■ **REQUIREMENT**:
In the records, rewrite the lines starting at the one that contains "data-point bbox=[491, 271, 505, 285]" and ending at the one that contains "data-point bbox=[340, 153, 353, 166]", swapping "series-label" for "legend-entry" and leaving everything else the same. Give only those lines.

■ **MATERIAL PROVIDED**:
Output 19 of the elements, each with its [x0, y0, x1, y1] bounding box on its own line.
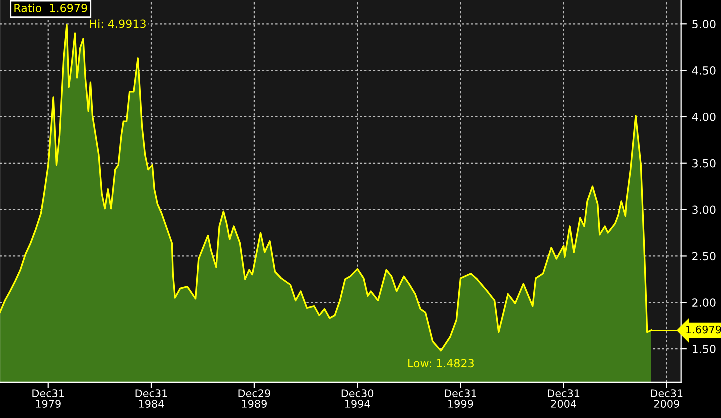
- annotation: Ratio 1.6979: [14, 4, 88, 12]
- y-tick-label: 1.50: [692, 345, 716, 354]
- x-tick-label: Dec31 1984: [136, 390, 168, 408]
- annotation: Low: 1.4823: [408, 359, 474, 368]
- ref-line-label: 1.6979: [686, 326, 721, 334]
- y-tick-label: 3.00: [692, 206, 716, 214]
- y-tick-label: 3.50: [692, 159, 716, 168]
- x-tick-label: Dec31 2004: [548, 390, 580, 408]
- y-tick-label: 4.00: [692, 112, 716, 122]
- y-tick-label: 2.50: [692, 252, 716, 261]
- y-tick-label: 4.50: [692, 66, 716, 75]
- x-tick-label: Dec29 1989: [238, 390, 270, 408]
- x-tick-label: Dec30 1994: [342, 390, 374, 408]
- x-tick-label: Dec31 2009: [651, 390, 683, 408]
- annotation: Hi: 4.9913: [90, 20, 146, 28]
- x-tick-label: Dec31 1979: [32, 390, 64, 408]
- y-tick-label: 5.00: [692, 20, 716, 29]
- x-tick-label: Dec31 1999: [445, 390, 476, 408]
- y-tick-label: 2.00: [692, 298, 716, 308]
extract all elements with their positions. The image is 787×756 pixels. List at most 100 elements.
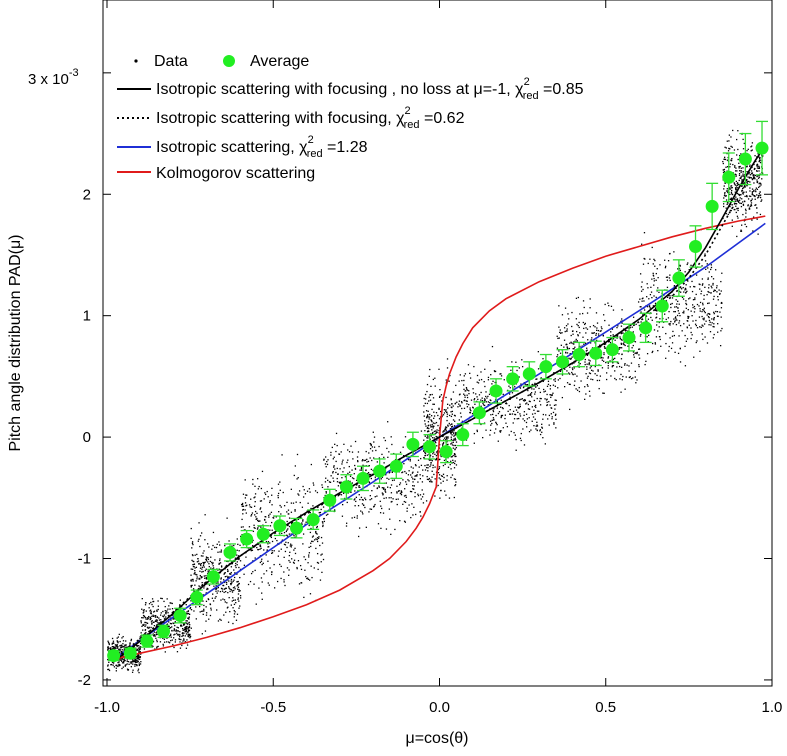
data-point-3418 <box>639 335 642 337</box>
data-point-2671 <box>459 405 461 407</box>
data-point-3329 <box>624 362 626 365</box>
data-point-3860 <box>741 175 743 177</box>
data-point-2854 <box>473 365 475 368</box>
data-point-3936 <box>736 208 738 210</box>
data-point-2432 <box>424 464 426 467</box>
data-point-2796 <box>487 401 490 403</box>
data-point-1547 <box>296 478 298 480</box>
data-point-2136 <box>434 495 436 497</box>
data-point-3671 <box>659 318 661 320</box>
data-point-2173 <box>441 443 444 445</box>
data-point-1110 <box>239 576 241 579</box>
data-point-4166 <box>728 134 731 136</box>
data-point-2457 <box>431 432 434 434</box>
data-point-1195 <box>196 578 198 580</box>
data-point-2420 <box>427 437 429 439</box>
data-point-3439 <box>646 306 649 308</box>
data-point-1288 <box>253 524 255 526</box>
data-point-4068 <box>741 187 744 190</box>
data-point-3615 <box>653 284 655 286</box>
data-point-2262 <box>434 430 437 432</box>
data-point-3184 <box>592 332 594 334</box>
data-point-2878 <box>521 359 523 361</box>
data-point-3663 <box>702 302 704 304</box>
data-point-2926 <box>554 378 556 380</box>
legend-focus-text: Isotropic scattering with focusing, χ <box>156 110 405 127</box>
data-point-3364 <box>713 323 715 325</box>
data-point-4047 <box>749 205 751 207</box>
data-point-3754 <box>642 314 644 316</box>
data-point-1884 <box>323 520 326 523</box>
data-point-3634 <box>710 266 713 269</box>
data-point-1681 <box>369 499 371 501</box>
data-point-1704 <box>422 469 424 471</box>
data-point-1151 <box>201 633 203 635</box>
data-point-189 <box>119 664 121 666</box>
data-point-4146 <box>722 160 724 163</box>
data-point-1773 <box>379 512 382 514</box>
data-point-1256 <box>204 630 207 632</box>
data-point-3683 <box>713 295 715 298</box>
data-point-2929 <box>525 384 527 386</box>
data-point-1312 <box>298 583 301 585</box>
data-point-2413 <box>429 438 431 440</box>
data-point-1472 <box>271 540 274 543</box>
data-point-3371 <box>692 304 694 306</box>
data-point-2101 <box>429 454 432 457</box>
data-point-3117 <box>618 365 621 368</box>
data-point-1155 <box>225 565 227 567</box>
data-point-2512 <box>443 459 446 462</box>
data-point-1424 <box>317 562 320 564</box>
data-point-1111 <box>217 590 219 592</box>
data-point-1372 <box>283 581 285 583</box>
data-point-2507 <box>450 399 452 401</box>
data-point-3472 <box>704 336 706 338</box>
data-point-2737 <box>464 394 466 397</box>
data-point-2577 <box>491 383 493 385</box>
data-point-1063 <box>197 560 200 562</box>
data-point-1788 <box>403 455 405 457</box>
data-point-307 <box>131 671 134 673</box>
data-point-525 <box>183 629 185 631</box>
data-point-2501 <box>454 437 456 439</box>
data-point-1483 <box>290 533 292 535</box>
data-point-2895 <box>552 411 555 414</box>
data-point-698 <box>152 605 154 608</box>
data-point-456 <box>162 643 164 646</box>
data-point-1117 <box>208 569 210 571</box>
data-point-32 <box>110 664 112 666</box>
data-point-1525 <box>254 496 256 498</box>
data-point-3726 <box>695 274 698 276</box>
data-point-3392 <box>703 319 705 321</box>
data-point-3717 <box>701 333 703 335</box>
data-point-1545 <box>271 521 273 524</box>
data-point-355 <box>118 663 120 666</box>
data-point-3491 <box>690 337 692 340</box>
data-point-2706 <box>509 396 511 398</box>
data-point-3523 <box>671 294 673 297</box>
data-point-1290 <box>321 486 324 489</box>
data-point-3285 <box>632 377 634 379</box>
data-point-1028 <box>207 561 209 563</box>
data-point-3704 <box>658 321 660 324</box>
data-point-1467 <box>245 494 247 496</box>
data-point-1410 <box>307 502 309 504</box>
data-point-330 <box>122 660 125 663</box>
data-point-1649 <box>279 481 281 483</box>
data-point-509 <box>171 626 173 628</box>
data-point-2754 <box>539 397 541 400</box>
data-point-3276 <box>588 362 590 365</box>
data-point-892 <box>230 604 232 606</box>
data-point-107 <box>134 656 137 658</box>
data-point-1558 <box>315 530 317 533</box>
data-point-1471 <box>294 509 296 511</box>
data-point-160 <box>137 670 139 672</box>
data-point-1999 <box>358 494 360 496</box>
data-point-2773 <box>528 400 531 402</box>
data-point-842 <box>232 587 235 589</box>
data-point-1172 <box>223 614 225 616</box>
data-point-787 <box>150 612 152 615</box>
data-point-3792 <box>724 191 726 194</box>
data-point-4192 <box>733 182 735 184</box>
data-point-3009 <box>632 316 635 318</box>
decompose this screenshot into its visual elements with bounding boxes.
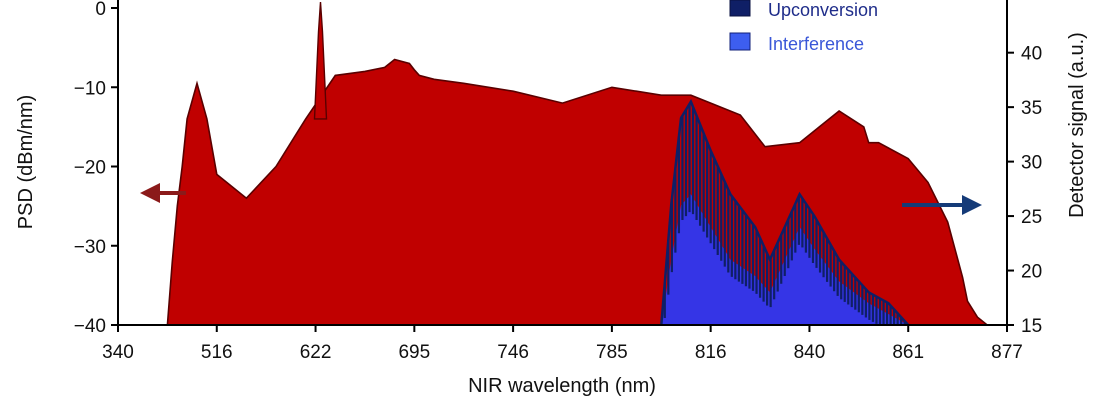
y-left-tick-label: −10 [74, 78, 106, 99]
left-arrow [140, 183, 186, 203]
legend-swatch-upconversion [729, 0, 751, 17]
x-tick-label: 816 [695, 342, 727, 363]
y-left-tick-label: −20 [74, 158, 106, 179]
x-tick-label: 340 [102, 342, 134, 363]
upconversion-line [660, 98, 910, 325]
x-tick-label: 622 [300, 342, 332, 363]
y-right-tick-label: 25 [1021, 207, 1042, 228]
y-left-tick-label: −40 [74, 316, 106, 337]
y-left-ticks: 0 −10 −20 −30 −40 [74, 0, 118, 337]
y-axis-right-label: Detector signal (a.u.) [1066, 32, 1088, 218]
x-tick-label: 785 [596, 342, 628, 363]
x-tick-label: 695 [398, 342, 430, 363]
y-right-ticks: 15 20 25 30 35 40 [1007, 44, 1042, 337]
x-tick-label: 861 [892, 342, 924, 363]
y-right-tick-label: 15 [1021, 316, 1042, 337]
x-tick-label: 516 [201, 342, 233, 363]
legend: Upconversion Interference [729, 0, 878, 54]
x-ticks: 340 516 622 695 746 785 816 840 861 877 [102, 325, 1023, 363]
legend-swatch-interference [729, 32, 751, 51]
y-right-tick-label: 35 [1021, 98, 1042, 119]
x-axis-label: NIR wavelength (nm) [468, 375, 656, 397]
legend-label-upconversion: Upconversion [768, 0, 878, 20]
interference-area [661, 194, 909, 325]
x-tick-label: 840 [794, 342, 826, 363]
legend-label-interference: Interference [768, 34, 864, 54]
y-axis-left-label: PSD (dBm/nm) [15, 95, 37, 229]
x-tick-label: 746 [497, 342, 529, 363]
y-left-tick-label: −30 [74, 237, 106, 258]
right-arrow [902, 195, 982, 215]
y-right-tick-label: 30 [1021, 153, 1042, 174]
upconversion-fringes [663, 104, 906, 325]
x-tick-label: 877 [991, 342, 1023, 363]
y-right-tick-label: 20 [1021, 262, 1042, 283]
psd-area [166, 58, 1007, 325]
psd-spike [313, 1, 328, 120]
y-left-tick-label: 0 [95, 0, 106, 20]
y-right-tick-label: 40 [1021, 44, 1042, 65]
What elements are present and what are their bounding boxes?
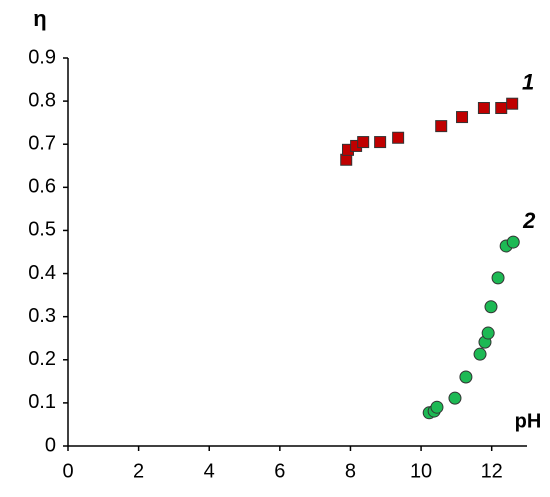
data-point bbox=[491, 271, 505, 285]
data-point bbox=[435, 120, 448, 133]
series-label: 2 bbox=[522, 208, 536, 233]
data-point bbox=[484, 300, 498, 314]
data-point bbox=[392, 131, 405, 144]
y-tick-label: 0.3 bbox=[28, 305, 56, 327]
data-point bbox=[430, 400, 444, 414]
data-point bbox=[456, 111, 469, 124]
y-tick-label: 0.1 bbox=[28, 391, 56, 413]
y-tick-label: 0.8 bbox=[28, 89, 56, 111]
data-point bbox=[506, 235, 520, 249]
y-tick-label: 0.9 bbox=[28, 46, 56, 68]
data-point bbox=[495, 102, 508, 115]
y-tick-label: 0.6 bbox=[28, 176, 56, 198]
data-point bbox=[506, 97, 519, 110]
y-tick-label: 0.2 bbox=[28, 348, 56, 370]
data-point bbox=[448, 391, 462, 405]
y-tick-label: 0.5 bbox=[28, 219, 56, 241]
series-label: 1 bbox=[522, 70, 534, 95]
y-tick-label: 0 bbox=[45, 434, 56, 456]
x-axis-label: pH bbox=[515, 410, 542, 432]
y-axis-label: η bbox=[33, 6, 46, 31]
x-tick-label: 0 bbox=[62, 460, 73, 482]
data-point bbox=[340, 153, 353, 166]
data-point bbox=[473, 347, 487, 361]
data-point bbox=[357, 136, 370, 149]
data-point bbox=[477, 102, 490, 115]
data-point bbox=[374, 136, 387, 149]
x-tick-label: 10 bbox=[410, 460, 432, 482]
x-tick-label: 6 bbox=[274, 460, 285, 482]
data-point bbox=[481, 326, 495, 340]
y-tick-label: 0.4 bbox=[28, 262, 56, 284]
x-tick-label: 8 bbox=[345, 460, 356, 482]
x-tick-label: 12 bbox=[481, 460, 503, 482]
x-tick-label: 2 bbox=[133, 460, 144, 482]
y-tick-label: 0.7 bbox=[28, 133, 56, 155]
x-tick-label: 4 bbox=[204, 460, 215, 482]
data-point bbox=[459, 370, 473, 384]
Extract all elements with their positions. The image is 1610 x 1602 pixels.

■ **FINAL RESULT**:
data-point bbox=[491, 271, 505, 285]
data-point bbox=[435, 120, 448, 133]
legend-entry: 2 bbox=[522, 208, 536, 233]
data-point bbox=[484, 300, 498, 314]
data-point bbox=[392, 131, 405, 144]
y-tick-label: 0.3 bbox=[28, 305, 56, 327]
data-point bbox=[430, 400, 444, 414]
data-point bbox=[456, 111, 469, 124]
y-tick-label: 0.1 bbox=[28, 391, 56, 413]
y-tick-label: 0.8 bbox=[28, 89, 56, 111]
data-point bbox=[506, 235, 520, 249]
y-tick-label: 0.9 bbox=[28, 46, 56, 68]
data-point bbox=[495, 102, 508, 115]
y-tick-label: 0.6 bbox=[28, 176, 56, 198]
data-point bbox=[506, 97, 519, 110]
y-tick-label: 0.2 bbox=[28, 348, 56, 370]
data-point bbox=[448, 391, 462, 405]
y-tick-label: 0.5 bbox=[28, 219, 56, 241]
legend-entry: 1 bbox=[522, 70, 534, 95]
y-tick-label: 0 bbox=[45, 434, 56, 456]
x-axis-label: pH bbox=[515, 410, 542, 432]
y-axis-label: η bbox=[33, 6, 46, 31]
x-tick-label: 0 bbox=[62, 460, 73, 482]
data-point bbox=[340, 153, 353, 166]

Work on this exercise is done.